● **GOAL OF THE EXERCISE**
Gather all lines with the word "people" in them.

---------------

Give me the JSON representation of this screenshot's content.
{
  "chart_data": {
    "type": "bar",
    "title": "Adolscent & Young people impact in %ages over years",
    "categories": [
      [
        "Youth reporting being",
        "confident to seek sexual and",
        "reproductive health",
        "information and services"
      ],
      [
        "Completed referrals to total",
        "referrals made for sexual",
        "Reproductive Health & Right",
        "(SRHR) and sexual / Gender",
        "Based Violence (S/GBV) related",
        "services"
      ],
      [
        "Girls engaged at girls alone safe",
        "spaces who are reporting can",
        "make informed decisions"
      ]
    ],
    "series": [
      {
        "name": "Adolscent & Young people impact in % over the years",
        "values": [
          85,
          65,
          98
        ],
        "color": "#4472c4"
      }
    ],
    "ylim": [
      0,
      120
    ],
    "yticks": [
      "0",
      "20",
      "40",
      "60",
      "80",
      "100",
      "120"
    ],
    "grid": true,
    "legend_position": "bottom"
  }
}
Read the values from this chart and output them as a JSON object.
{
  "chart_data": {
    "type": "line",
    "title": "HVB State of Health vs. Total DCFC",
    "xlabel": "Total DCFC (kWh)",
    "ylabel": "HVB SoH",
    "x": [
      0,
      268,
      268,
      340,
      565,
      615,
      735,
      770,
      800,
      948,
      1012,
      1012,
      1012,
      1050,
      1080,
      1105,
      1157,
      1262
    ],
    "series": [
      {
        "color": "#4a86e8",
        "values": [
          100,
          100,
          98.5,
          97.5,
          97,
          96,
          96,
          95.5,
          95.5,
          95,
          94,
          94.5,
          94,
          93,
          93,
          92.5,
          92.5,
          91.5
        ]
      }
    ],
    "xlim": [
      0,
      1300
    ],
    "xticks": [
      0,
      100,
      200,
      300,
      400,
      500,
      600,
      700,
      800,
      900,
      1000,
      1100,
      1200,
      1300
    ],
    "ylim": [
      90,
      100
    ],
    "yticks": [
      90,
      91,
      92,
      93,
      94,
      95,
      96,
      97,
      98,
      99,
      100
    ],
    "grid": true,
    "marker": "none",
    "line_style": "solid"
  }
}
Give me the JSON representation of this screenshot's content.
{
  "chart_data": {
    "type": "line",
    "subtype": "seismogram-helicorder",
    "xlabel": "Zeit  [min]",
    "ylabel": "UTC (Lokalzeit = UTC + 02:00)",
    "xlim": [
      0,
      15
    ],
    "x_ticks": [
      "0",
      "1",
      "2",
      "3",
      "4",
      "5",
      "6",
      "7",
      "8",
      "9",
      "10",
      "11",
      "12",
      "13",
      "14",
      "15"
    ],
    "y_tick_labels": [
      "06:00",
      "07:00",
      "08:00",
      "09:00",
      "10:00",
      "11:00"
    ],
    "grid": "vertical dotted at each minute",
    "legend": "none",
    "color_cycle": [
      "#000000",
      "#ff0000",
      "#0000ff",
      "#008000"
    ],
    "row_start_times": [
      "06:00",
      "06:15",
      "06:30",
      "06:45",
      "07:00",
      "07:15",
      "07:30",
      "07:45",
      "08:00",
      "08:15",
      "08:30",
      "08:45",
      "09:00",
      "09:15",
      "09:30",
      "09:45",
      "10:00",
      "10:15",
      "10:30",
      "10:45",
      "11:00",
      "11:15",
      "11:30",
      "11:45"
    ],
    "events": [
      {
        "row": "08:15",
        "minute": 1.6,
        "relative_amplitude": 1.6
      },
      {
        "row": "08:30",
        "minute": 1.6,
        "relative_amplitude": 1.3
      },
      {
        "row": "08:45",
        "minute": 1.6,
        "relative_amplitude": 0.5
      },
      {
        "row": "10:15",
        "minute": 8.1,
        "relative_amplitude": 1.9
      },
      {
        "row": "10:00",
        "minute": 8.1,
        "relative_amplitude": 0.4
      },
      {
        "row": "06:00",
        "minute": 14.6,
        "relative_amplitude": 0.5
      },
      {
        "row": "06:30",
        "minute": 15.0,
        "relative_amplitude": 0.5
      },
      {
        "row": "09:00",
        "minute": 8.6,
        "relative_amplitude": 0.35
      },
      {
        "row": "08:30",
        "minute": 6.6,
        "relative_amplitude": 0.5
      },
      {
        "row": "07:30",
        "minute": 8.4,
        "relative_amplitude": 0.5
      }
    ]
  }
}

---------------

● **THE SOLUTION**
    "title": "Adolscent & Young people impact in %ages over years",
        "name": "Adolscent & Young people impact in % over the years",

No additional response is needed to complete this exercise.